(Data records)
----

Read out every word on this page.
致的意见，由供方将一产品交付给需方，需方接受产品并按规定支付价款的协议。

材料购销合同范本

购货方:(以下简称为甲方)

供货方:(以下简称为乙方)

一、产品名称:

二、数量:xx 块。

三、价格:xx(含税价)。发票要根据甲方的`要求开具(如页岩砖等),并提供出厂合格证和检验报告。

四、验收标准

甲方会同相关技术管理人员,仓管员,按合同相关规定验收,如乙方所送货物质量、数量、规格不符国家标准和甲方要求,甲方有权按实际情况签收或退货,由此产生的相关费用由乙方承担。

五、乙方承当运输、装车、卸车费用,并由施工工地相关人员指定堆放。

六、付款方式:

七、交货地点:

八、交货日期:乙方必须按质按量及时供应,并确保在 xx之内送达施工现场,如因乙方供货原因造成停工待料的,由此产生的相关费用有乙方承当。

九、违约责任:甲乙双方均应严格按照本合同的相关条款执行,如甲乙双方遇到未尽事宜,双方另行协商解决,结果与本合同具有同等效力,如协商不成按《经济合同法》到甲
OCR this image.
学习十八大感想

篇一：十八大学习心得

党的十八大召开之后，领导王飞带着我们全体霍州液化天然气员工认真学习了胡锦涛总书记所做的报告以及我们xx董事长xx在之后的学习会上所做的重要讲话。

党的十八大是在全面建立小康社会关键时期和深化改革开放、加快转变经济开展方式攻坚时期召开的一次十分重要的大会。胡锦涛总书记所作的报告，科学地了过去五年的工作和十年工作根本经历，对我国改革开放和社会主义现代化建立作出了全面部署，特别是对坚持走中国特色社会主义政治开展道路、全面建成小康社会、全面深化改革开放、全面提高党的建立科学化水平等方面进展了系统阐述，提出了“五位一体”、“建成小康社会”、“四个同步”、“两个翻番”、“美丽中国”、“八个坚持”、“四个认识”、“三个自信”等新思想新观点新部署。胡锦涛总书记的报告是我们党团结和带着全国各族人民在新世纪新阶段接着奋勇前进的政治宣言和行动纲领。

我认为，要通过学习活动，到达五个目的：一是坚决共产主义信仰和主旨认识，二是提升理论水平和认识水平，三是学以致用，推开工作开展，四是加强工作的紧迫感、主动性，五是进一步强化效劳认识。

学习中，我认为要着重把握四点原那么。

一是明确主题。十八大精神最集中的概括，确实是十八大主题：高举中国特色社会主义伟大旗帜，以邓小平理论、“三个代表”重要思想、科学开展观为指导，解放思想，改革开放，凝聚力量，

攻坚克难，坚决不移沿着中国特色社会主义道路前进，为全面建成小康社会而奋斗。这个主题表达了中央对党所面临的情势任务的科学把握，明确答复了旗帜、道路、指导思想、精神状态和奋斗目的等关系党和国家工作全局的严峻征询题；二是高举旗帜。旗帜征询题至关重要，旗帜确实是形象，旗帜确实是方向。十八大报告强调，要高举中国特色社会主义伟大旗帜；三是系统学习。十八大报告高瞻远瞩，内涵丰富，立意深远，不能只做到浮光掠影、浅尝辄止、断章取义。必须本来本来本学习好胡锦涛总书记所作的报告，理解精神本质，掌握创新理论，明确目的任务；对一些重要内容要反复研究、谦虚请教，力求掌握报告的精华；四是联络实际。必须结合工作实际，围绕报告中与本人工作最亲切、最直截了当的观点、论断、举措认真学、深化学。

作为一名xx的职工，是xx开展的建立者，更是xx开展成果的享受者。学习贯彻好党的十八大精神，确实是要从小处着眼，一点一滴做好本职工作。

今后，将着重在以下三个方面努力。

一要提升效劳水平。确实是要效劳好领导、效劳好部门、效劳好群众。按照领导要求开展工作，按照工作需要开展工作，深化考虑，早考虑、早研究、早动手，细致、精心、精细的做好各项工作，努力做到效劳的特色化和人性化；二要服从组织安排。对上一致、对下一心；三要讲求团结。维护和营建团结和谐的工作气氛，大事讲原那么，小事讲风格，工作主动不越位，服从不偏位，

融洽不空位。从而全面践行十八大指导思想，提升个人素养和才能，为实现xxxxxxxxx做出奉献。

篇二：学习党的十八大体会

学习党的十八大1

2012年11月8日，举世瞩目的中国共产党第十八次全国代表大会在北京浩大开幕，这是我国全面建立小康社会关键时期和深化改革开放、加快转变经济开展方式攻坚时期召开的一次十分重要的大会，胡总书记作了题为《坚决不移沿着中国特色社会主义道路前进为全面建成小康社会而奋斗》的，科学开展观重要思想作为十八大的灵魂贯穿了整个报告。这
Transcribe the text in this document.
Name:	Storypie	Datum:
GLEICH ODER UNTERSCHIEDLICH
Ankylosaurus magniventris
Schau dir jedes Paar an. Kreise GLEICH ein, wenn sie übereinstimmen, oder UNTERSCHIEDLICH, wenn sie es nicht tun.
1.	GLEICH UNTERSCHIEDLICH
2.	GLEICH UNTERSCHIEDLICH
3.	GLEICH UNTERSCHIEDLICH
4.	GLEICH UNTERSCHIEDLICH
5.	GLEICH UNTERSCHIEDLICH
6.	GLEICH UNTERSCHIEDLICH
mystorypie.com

----

Your instructions: Give again only the lines of the material above that run from the one with "Transcribe the text in this document." through the end, both included, exactly as they appear.

Answer to this exercise:
Transcribe the text in this document.
Name:	Storypie	Datum:
GLEICH ODER UNTERSCHIEDLICH
Ankylosaurus magniventris
Schau dir jedes Paar an. Kreise GLEICH ein, wenn sie übereinstimmen, oder UNTERSCHIEDLICH, wenn sie es nicht tun.
1.	GLEICH UNTERSCHIEDLICH
2.	GLEICH UNTERSCHIEDLICH
3.	GLEICH UNTERSCHIEDLICH
4.	GLEICH UNTERSCHIEDLICH
5.	GLEICH UNTERSCHIEDLICH
6.	GLEICH UNTERSCHIEDLICH
mystorypie.com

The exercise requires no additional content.